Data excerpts
········

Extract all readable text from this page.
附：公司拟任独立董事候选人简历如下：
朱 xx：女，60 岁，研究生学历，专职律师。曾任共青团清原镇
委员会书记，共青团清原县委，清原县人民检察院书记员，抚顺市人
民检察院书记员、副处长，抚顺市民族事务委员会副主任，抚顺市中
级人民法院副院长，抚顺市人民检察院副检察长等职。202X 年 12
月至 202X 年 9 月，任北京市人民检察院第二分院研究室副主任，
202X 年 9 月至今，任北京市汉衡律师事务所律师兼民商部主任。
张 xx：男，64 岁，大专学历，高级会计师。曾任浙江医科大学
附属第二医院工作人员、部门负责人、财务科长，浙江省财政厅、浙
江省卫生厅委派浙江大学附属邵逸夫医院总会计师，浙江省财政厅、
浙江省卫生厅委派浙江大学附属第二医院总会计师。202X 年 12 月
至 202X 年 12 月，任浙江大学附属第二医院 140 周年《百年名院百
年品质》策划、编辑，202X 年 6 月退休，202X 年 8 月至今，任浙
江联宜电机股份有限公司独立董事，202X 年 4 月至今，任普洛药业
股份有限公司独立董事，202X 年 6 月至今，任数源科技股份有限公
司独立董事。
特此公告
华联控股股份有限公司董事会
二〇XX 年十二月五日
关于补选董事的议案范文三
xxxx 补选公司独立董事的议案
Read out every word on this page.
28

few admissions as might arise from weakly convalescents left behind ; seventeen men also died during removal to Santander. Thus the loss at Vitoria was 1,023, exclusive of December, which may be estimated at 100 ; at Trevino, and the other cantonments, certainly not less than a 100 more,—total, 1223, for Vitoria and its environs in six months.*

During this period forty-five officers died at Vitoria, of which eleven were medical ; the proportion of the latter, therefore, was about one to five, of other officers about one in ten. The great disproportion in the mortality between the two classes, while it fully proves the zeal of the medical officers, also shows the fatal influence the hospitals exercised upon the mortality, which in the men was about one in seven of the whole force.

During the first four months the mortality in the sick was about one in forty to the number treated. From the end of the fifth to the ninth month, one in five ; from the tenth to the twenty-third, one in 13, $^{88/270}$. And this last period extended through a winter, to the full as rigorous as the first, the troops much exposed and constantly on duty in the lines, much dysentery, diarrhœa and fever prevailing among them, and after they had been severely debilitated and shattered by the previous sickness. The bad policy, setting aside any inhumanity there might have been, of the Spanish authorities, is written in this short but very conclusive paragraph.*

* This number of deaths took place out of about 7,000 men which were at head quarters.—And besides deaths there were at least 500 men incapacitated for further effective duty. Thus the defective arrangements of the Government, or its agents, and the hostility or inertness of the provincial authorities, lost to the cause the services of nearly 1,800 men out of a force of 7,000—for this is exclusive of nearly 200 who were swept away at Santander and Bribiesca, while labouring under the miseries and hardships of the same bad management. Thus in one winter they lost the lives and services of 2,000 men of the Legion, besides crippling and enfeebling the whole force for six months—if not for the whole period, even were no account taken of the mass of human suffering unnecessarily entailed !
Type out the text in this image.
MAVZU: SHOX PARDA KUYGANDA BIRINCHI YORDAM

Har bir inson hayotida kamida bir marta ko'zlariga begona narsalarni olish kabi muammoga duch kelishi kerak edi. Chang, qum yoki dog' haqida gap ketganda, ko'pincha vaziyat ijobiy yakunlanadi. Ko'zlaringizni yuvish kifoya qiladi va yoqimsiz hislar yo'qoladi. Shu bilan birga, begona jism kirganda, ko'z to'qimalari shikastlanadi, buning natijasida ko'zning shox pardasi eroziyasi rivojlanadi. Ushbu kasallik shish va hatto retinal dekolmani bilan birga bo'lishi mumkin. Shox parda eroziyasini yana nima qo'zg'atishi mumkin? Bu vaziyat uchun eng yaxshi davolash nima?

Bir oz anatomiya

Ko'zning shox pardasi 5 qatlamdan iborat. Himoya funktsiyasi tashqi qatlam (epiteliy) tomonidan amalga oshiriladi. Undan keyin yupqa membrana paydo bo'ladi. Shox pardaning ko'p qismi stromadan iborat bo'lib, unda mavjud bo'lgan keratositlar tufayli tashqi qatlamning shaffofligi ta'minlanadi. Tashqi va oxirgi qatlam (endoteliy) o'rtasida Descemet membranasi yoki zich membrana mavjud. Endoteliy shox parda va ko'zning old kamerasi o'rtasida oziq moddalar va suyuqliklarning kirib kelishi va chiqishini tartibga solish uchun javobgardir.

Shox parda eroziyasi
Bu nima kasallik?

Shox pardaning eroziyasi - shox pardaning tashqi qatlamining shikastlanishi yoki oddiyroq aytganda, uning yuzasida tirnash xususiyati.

········

What you will do
Scan the lines for the string "from". Pick out every line that has it.

Full solution
Extract all readable text from this page.
few admissions as might arise from weakly convalescents left behind ; seventeen men also died during removal to Santander. Thus the loss at Vitoria was 1,023, exclusive of December, which may be estimated at 100 ; at Trevino, and the other cantonments, certainly not less than a 100 more,—total, 1223, for Vitoria and its environs in six months.*
During the first four months the mortality in the sick was about one in forty to the number treated. From the end of the fifth to the ninth month, one in five ; from the tenth to the twenty-third, one in 13, $^{88/270}$. And this last period extended through a winter, to the full as rigorous as the first, the troops much exposed and constantly on duty in the lines, much dysentery, diarrhœa and fever prevailing among them, and after they had been severely debilitated and shattered by the previous sickness. The bad policy, setting aside any inhumanity there might have been, of the Spanish authorities, is written in this short but very conclusive paragraph.*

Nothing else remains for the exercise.